## What you are asked to do:
Determine how many lines of the data below contain "Season", then give only that number.

## Input for this task:
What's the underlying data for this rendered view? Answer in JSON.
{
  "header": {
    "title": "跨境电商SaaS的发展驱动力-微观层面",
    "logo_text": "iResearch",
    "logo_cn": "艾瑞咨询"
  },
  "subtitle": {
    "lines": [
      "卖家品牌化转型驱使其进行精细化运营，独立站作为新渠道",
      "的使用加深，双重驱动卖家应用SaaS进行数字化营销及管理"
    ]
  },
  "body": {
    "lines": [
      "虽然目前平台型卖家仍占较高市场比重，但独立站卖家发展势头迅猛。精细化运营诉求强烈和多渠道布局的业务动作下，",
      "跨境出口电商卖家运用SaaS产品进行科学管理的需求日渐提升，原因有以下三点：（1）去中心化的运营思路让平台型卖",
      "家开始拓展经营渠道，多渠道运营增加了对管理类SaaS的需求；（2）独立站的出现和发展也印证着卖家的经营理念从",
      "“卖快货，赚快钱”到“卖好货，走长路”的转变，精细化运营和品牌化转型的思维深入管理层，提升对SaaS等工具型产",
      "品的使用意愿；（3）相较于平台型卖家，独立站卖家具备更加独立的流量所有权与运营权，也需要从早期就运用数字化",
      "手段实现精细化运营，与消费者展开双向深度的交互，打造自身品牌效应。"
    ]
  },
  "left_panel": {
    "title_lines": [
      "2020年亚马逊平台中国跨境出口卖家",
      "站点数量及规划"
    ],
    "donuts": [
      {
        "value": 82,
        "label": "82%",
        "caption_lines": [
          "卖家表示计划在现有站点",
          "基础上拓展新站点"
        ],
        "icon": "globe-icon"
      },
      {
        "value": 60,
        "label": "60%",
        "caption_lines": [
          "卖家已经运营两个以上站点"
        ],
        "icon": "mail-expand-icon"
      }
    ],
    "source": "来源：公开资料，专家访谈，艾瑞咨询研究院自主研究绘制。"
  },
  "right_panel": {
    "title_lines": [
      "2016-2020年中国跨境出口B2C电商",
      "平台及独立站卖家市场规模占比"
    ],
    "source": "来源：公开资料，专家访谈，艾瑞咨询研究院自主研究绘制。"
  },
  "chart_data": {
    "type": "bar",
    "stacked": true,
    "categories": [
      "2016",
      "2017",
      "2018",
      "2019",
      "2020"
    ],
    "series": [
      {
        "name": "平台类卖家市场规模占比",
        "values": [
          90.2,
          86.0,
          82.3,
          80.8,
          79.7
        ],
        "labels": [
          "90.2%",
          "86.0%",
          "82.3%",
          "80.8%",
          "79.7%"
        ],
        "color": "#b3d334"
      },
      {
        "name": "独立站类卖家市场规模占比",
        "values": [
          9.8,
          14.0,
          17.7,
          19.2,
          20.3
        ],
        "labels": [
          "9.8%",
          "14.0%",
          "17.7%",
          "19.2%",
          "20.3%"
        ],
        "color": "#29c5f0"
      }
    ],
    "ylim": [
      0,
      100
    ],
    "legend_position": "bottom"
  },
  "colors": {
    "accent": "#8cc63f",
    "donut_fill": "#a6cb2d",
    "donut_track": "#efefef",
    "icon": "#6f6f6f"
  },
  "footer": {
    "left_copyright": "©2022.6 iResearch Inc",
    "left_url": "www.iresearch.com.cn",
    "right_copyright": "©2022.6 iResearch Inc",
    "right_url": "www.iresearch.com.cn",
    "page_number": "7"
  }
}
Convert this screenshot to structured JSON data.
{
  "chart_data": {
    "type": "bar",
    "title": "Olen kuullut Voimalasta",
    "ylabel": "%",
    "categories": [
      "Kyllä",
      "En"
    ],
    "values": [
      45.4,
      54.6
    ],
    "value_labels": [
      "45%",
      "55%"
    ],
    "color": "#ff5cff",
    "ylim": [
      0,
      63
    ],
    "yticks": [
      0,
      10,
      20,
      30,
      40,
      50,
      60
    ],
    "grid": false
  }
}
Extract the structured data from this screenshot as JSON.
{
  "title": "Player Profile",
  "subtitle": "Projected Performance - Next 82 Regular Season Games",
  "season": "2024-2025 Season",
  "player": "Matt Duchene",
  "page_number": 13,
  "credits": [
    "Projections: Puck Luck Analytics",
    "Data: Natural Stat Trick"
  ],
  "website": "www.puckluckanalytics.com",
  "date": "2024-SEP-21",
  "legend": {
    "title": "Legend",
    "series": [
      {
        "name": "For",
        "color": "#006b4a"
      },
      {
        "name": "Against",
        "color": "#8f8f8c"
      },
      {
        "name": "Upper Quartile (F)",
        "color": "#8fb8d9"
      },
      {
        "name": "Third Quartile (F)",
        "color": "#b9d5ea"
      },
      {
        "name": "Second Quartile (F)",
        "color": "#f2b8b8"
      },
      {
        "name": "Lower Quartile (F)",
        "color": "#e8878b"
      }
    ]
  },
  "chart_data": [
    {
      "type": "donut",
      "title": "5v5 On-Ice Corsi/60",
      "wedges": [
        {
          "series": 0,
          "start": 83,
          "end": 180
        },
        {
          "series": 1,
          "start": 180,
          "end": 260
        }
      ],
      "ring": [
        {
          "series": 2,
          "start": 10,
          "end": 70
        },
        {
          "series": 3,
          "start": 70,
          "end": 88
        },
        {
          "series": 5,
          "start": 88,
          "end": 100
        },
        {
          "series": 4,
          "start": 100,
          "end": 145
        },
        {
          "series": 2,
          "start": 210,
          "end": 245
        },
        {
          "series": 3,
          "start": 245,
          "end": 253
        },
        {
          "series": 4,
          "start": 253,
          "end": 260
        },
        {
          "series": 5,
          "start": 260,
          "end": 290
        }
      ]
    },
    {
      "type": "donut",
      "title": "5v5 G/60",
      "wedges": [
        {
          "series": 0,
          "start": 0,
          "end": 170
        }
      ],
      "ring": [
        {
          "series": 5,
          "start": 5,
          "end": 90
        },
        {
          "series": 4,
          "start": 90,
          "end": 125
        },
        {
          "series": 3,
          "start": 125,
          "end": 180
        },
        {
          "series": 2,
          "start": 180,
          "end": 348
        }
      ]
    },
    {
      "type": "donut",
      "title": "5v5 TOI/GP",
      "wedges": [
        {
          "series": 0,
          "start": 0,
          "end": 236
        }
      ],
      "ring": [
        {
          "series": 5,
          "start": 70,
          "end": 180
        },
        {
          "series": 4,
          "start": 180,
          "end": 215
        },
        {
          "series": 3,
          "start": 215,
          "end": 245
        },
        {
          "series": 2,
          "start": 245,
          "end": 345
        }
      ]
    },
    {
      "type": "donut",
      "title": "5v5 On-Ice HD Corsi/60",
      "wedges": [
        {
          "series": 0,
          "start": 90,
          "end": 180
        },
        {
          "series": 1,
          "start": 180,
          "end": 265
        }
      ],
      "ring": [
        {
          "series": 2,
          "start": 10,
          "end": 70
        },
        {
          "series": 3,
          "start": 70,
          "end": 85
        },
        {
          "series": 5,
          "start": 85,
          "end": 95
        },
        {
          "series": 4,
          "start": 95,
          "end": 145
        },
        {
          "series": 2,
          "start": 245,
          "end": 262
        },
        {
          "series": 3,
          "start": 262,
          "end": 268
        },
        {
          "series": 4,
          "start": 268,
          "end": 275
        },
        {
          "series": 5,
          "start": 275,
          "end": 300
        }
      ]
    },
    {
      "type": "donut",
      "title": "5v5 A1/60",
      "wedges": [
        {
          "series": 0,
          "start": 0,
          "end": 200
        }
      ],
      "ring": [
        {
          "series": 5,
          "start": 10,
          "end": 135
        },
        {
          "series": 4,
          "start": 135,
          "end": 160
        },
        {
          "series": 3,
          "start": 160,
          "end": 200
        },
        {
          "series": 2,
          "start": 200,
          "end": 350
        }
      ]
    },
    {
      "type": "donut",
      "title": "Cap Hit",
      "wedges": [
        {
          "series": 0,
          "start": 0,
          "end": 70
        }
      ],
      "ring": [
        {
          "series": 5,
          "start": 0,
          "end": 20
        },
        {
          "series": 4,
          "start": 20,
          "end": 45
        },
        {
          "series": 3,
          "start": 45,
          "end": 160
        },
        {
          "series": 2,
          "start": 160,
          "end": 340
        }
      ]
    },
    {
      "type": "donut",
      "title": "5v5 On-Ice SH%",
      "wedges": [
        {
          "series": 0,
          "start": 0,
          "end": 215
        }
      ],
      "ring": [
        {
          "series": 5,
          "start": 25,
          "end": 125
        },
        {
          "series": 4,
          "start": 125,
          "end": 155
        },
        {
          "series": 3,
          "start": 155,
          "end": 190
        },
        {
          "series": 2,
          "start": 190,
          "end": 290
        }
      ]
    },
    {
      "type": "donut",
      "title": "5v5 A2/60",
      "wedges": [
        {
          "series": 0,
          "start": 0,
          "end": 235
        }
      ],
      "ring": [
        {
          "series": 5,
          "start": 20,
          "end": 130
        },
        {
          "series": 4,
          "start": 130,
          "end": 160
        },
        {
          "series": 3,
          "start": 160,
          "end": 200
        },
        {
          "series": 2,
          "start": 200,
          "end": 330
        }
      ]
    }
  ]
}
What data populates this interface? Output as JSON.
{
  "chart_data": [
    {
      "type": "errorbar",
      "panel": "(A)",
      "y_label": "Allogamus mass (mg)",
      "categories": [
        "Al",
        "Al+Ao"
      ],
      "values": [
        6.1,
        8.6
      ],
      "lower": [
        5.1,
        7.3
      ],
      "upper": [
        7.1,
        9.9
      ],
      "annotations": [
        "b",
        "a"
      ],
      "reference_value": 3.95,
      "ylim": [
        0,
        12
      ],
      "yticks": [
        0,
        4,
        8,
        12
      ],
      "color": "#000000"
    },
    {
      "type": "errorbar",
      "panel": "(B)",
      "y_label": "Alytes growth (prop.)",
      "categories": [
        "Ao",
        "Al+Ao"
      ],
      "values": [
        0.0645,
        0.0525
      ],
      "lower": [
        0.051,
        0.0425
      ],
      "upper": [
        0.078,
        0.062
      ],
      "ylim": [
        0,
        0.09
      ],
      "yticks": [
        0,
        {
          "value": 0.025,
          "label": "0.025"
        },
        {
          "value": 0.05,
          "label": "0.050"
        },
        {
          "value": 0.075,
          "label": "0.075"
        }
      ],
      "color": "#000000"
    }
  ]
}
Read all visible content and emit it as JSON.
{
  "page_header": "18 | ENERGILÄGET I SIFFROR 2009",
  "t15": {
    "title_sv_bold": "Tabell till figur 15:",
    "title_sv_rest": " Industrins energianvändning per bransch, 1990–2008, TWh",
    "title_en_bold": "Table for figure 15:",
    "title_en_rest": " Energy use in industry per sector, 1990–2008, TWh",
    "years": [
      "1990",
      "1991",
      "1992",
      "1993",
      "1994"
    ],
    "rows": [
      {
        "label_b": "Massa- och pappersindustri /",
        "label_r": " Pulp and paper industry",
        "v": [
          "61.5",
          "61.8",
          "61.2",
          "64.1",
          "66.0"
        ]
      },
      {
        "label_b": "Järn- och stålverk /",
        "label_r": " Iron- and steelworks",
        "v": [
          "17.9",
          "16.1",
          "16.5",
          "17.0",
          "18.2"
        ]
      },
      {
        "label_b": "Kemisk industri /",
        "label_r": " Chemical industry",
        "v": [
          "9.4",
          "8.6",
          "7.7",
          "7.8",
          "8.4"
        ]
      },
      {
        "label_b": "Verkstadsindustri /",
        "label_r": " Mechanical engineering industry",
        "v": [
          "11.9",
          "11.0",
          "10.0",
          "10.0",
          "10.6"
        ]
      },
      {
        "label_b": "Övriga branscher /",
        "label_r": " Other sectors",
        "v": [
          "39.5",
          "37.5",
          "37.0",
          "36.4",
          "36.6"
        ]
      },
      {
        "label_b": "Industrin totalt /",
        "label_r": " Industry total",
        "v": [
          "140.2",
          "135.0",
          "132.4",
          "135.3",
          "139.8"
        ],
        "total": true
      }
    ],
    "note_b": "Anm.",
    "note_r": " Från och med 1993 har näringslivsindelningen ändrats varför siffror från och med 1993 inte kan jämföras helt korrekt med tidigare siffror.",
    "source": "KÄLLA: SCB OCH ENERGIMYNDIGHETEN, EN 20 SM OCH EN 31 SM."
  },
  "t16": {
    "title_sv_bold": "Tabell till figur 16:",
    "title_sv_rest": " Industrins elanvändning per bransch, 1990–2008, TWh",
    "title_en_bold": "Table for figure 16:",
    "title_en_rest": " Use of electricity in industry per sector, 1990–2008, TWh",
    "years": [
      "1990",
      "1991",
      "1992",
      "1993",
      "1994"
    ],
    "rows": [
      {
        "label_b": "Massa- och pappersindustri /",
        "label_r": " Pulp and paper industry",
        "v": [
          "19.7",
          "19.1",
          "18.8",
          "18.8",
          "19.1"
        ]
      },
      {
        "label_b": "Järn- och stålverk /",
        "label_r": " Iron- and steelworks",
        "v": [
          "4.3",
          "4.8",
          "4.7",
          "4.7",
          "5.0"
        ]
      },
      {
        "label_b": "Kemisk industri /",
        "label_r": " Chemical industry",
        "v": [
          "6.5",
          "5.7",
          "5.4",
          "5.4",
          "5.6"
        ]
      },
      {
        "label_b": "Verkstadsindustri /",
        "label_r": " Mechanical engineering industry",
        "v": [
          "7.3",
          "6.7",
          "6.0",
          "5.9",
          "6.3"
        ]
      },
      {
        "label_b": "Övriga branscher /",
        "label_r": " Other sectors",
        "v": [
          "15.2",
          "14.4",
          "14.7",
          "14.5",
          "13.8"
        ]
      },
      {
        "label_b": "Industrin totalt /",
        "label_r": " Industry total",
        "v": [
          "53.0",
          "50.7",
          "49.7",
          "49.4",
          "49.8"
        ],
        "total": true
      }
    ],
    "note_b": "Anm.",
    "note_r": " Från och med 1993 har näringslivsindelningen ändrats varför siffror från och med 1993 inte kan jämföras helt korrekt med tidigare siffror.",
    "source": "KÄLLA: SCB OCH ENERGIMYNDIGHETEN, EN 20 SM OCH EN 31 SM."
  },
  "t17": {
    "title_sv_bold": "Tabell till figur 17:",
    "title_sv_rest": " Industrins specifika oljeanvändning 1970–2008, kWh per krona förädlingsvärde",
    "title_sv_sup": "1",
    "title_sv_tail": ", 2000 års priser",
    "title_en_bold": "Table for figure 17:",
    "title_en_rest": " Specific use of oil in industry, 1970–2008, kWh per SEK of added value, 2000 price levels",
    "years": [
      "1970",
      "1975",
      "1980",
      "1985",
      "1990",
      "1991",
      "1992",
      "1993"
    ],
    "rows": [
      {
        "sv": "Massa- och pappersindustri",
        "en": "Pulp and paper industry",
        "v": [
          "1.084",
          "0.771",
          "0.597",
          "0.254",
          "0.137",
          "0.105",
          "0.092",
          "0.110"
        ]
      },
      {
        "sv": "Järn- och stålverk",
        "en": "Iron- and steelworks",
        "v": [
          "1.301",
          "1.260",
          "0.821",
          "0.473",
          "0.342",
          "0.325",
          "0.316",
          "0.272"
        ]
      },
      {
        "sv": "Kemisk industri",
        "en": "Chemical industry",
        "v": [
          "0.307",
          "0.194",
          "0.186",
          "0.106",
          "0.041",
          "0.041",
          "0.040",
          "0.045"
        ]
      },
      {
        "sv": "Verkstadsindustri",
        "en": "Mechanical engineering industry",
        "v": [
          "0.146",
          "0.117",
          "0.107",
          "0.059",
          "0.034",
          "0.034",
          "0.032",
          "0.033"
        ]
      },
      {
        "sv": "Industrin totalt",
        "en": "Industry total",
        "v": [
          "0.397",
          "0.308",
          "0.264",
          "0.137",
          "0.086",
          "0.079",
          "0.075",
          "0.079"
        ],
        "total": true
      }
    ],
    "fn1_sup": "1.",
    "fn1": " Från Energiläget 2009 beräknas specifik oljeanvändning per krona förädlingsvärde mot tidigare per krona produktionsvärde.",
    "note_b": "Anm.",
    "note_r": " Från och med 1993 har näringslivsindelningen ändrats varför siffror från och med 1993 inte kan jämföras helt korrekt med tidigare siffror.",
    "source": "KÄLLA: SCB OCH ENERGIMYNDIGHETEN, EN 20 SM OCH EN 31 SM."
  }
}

## Response below:
2